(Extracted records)
>>>>

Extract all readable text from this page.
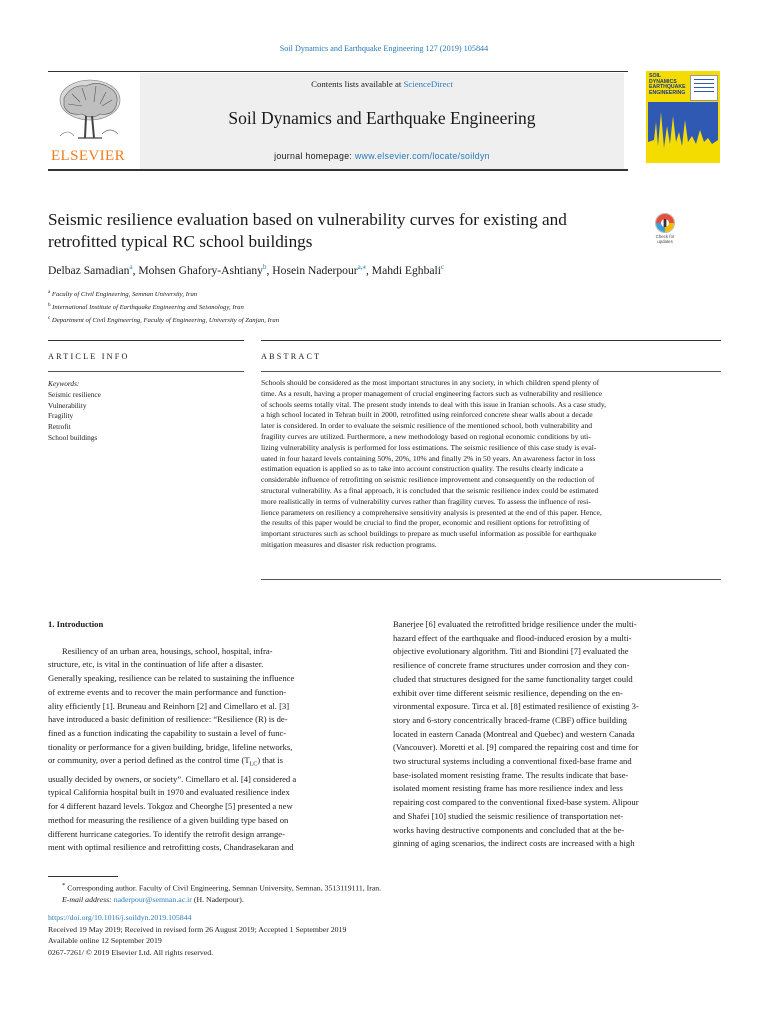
Soil Dynamics and Earthquake Engineering 127 (2019) 105844
ELSEVIER
Contents lists available at ScienceDirect
Soil Dynamics and Earthquake Engineering
journal homepage: www.elsevier.com/locate/soildyn
SOIL
DYNAMICS
EARTHQUAKE
ENGINEERING
Seismic resilience evaluation based on vulnerability curves for existing and
retrofitted typical RC school buildings	Check for
updates
Delbaz Samadian$^a$, Mohsen Ghafory-Ashtiany$^b$, Hosein Naderpour$^{a,⁎}$, Mahdi Eghbali$^c$
$^a$ Faculty of Civil Engineering, Semnan University, Iran
$^b$ International Institute of Earthquake Engineering and Seismology, Iran
$^c$ Department of Civil Engineering, Faculty of Engineering, University of Zanjan, Iran
ARTICLE INFO	ABSTRACT
Keywords:
Seismic resilience
Vulnerability
Fragility
Retrofit
School buildings
Schools should be considered as the most important structures in any society, in which children spend plenty of
time. As a result, having a proper management of crucial engineering factors such as vulnerability and resilience
of schools seems totally vital. The present study intends to deal with this issue in Iranian schools. As a case study,
a high school located in Tehran built in 2000, retrofitted using reinforced concrete shear walls about a decade
later is considered. In order to evaluate the seismic resilience of the mentioned school, both vulnerability and
fragility curves are utilized. Furthermore, a new methodology based on regional economic conditions by uti-
lizing vulnerability analysis is performed for loss estimations. The seismic resilience of this case study is eval-
uated in four hazard levels containing 50%, 20%, 10% and finally 2% in 50 years. An awareness factor in loss
estimation equation is applied so as to take into account construction quality. The results clearly indicate a
considerable influence of retrofitting on seismic resilience improvement and consequently on the reduction of
structural vulnerability. As a final approach, it is concluded that the seismic resilience index could be estimated
more realistically in terms of vulnerability curves rather than fragility curves. To assess the influence of resi-
lience parameters on resiliency a comprehensive sensitivity analysis is presented at the end of this paper. Hence,
the results of this paper would be crucial to find the proper, economic and resilient options for retrofitting of
important structures such as school buildings to prepare as much useful information as possible for earthquake
mitigation measures and disaster risk reduction programs.
1. Introduction

Resiliency of an urban area, housings, school, hospital, infra-
structure, etc, is vital in the continuation of life after a disaster.
Generally speaking, resilience can be related to sustaining the influence
of extreme events and to recover the main performance and function-
ality efficiently [1]. Bruneau and Reinhorn [2] and Cimellaro et al. [3]
have introduced a basic definition of resilience: “Resilience (R) is de-
fined as a function indicating the capability to sustain a level of func-
tionality or performance for a given building, bridge, lifeline networks,
or community, over a period defined as the control time $(T_{LC})$ that is
usually decided by owners, or society”. Cimellaro et al. [4] considered a
typical California hospital built in 1970 and evaluated resilience index
for 4 different hazard levels. Tokgoz and Cheorghe [5] presented a new
method for measuring the resilience of a given building type based on
different hurricane categories. To identify the retrofit design arrange-
ment with optimal resilience and retrofitting costs, Chandrasekaran and

Banerjee [6] evaluated the retrofitted bridge resilience under the multi-
hazard effect of the earthquake and flood-induced erosion by a multi-
objective evolutionary algorithm. Titi and Biondini [7] evaluated the
resilience of concrete frame structures under corrosion and they con-
cluded that structures designed for the same functionality target could
exhibit over time different seismic resilience, depending on the en-
vironmental exposure. Tirca et al. [8] estimated resilience of existing 3-
story and 6-story concentrically braced-frame (CBF) office building
located in eastern Canada (Montreal and Quebec) and western Canada
(Vancouver). Moretti et al. [9] compared the repairing cost and time for
two structural systems including a conventional fixed-base frame and
base-isolated moment resisting frame. The results indicate that base-
isolated moment resisting frame has more resilience index and less
repairing cost compared to the conventional fixed-base system. Alipour
and Shafei [10] studied the seismic resilience of transportation net-
works having destructive components and concluded that at the be-
ginning of aging scenarios, the indirect costs are increased with a high

* Corresponding author. Faculty of Civil Engineering, Semnan University, Semnan, 3513119111, Iran.

E-mail address: naderpour@semnan.ac.ir (H. Naderpour).

https://doi.org/10.1016/j.soildyn.2019.105844

Received 19 May 2019; Received in revised form 26 August 2019; Accepted 1 September 2019

Available online 12 September 2019

0267-7261/ © 2019 Elsevier Ltd. All rights reserved.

<<<<

# Exercise:
Write out every entry again word for word, without any of the pictures.

# Task solution:
Extract all readable text from this page.
Soil Dynamics and Earthquake Engineering 127 (2019) 105844
ELSEVIER
Contents lists available at ScienceDirect
Soil Dynamics and Earthquake Engineering
journal homepage: www.elsevier.com/locate/soildyn
SOIL
DYNAMICS
EARTHQUAKE
ENGINEERING
Seismic resilience evaluation based on vulnerability curves for existing and
retrofitted typical RC school buildings	Check for
updates
Delbaz Samadian$^a$, Mohsen Ghafory-Ashtiany$^b$, Hosein Naderpour$^{a,⁎}$, Mahdi Eghbali$^c$
$^a$ Faculty of Civil Engineering, Semnan University, Iran
$^b$ International Institute of Earthquake Engineering and Seismology, Iran
$^c$ Department of Civil Engineering, Faculty of Engineering, University of Zanjan, Iran
ARTICLE INFO	ABSTRACT
Keywords:
Seismic resilience
Vulnerability
Fragility
Retrofit
School buildings
Schools should be considered as the most important structures in any society, in which children spend plenty of
time. As a result, having a proper management of crucial engineering factors such as vulnerability and resilience
of schools seems totally vital. The present study intends to deal with this issue in Iranian schools. As a case study,
a high school located in Tehran built in 2000, retrofitted using reinforced concrete shear walls about a decade
later is considered. In order to evaluate the seismic resilience of the mentioned school, both vulnerability and
fragility curves are utilized. Furthermore, a new methodology based on regional economic conditions by uti-
lizing vulnerability analysis is performed for loss estimations. The seismic resilience of this case study is eval-
uated in four hazard levels containing 50%, 20%, 10% and finally 2% in 50 years. An awareness factor in loss
estimation equation is applied so as to take into account construction quality. The results clearly indicate a
considerable influence of retrofitting on seismic resilience improvement and consequently on the reduction of
structural vulnerability. As a final approach, it is concluded that the seismic resilience index could be estimated
more realistically in terms of vulnerability curves rather than fragility curves. To assess the influence of resi-
lience parameters on resiliency a comprehensive sensitivity analysis is presented at the end of this paper. Hence,
the results of this paper would be crucial to find the proper, economic and resilient options for retrofitting of
important structures such as school buildings to prepare as much useful information as possible for earthquake
mitigation measures and disaster risk reduction programs.
1. Introduction

Resiliency of an urban area, housings, school, hospital, infra-
structure, etc, is vital in the continuation of life after a disaster.
Generally speaking, resilience can be related to sustaining the influence
of extreme events and to recover the main performance and function-
ality efficiently [1]. Bruneau and Reinhorn [2] and Cimellaro et al. [3]
have introduced a basic definition of resilience: “Resilience (R) is de-
fined as a function indicating the capability to sustain a level of func-
tionality or performance for a given building, bridge, lifeline networks,
or community, over a period defined as the control time $(T_{LC})$ that is
usually decided by owners, or society”. Cimellaro et al. [4] considered a
typical California hospital built in 1970 and evaluated resilience index
for 4 different hazard levels. Tokgoz and Cheorghe [5] presented a new
method for measuring the resilience of a given building type based on
different hurricane categories. To identify the retrofit design arrange-
ment with optimal resilience and retrofitting costs, Chandrasekaran and

Banerjee [6] evaluated the retrofitted bridge resilience under the multi-
hazard effect of the earthquake and flood-induced erosion by a multi-
objective evolutionary algorithm. Titi and Biondini [7] evaluated the
resilience of concrete frame structures under corrosion and they con-
cluded that structures designed for the same functionality target could
exhibit over time different seismic resilience, depending on the en-
vironmental exposure. Tirca et al. [8] estimated resilience of existing 3-
story and 6-story concentrically braced-frame (CBF) office building
located in eastern Canada (Montreal and Quebec) and western Canada
(Vancouver). Moretti et al. [9] compared the repairing cost and time for
two structural systems including a conventional fixed-base frame and
base-isolated moment resisting frame. The results indicate that base-
isolated moment resisting frame has more resilience index and less
repairing cost compared to the conventional fixed-base system. Alipour
and Shafei [10] studied the seismic resilience of transportation net-
works having destructive components and concluded that at the be-
ginning of aging scenarios, the indirect costs are increased with a high

* Corresponding author. Faculty of Civil Engineering, Semnan University, Semnan, 3513119111, Iran.

E-mail address: naderpour@semnan.ac.ir (H. Naderpour).

https://doi.org/10.1016/j.soildyn.2019.105844

Received 19 May 2019; Received in revised form 26 August 2019; Accepted 1 September 2019

Available online 12 September 2019

0267-7261/ © 2019 Elsevier Ltd. All rights reserved.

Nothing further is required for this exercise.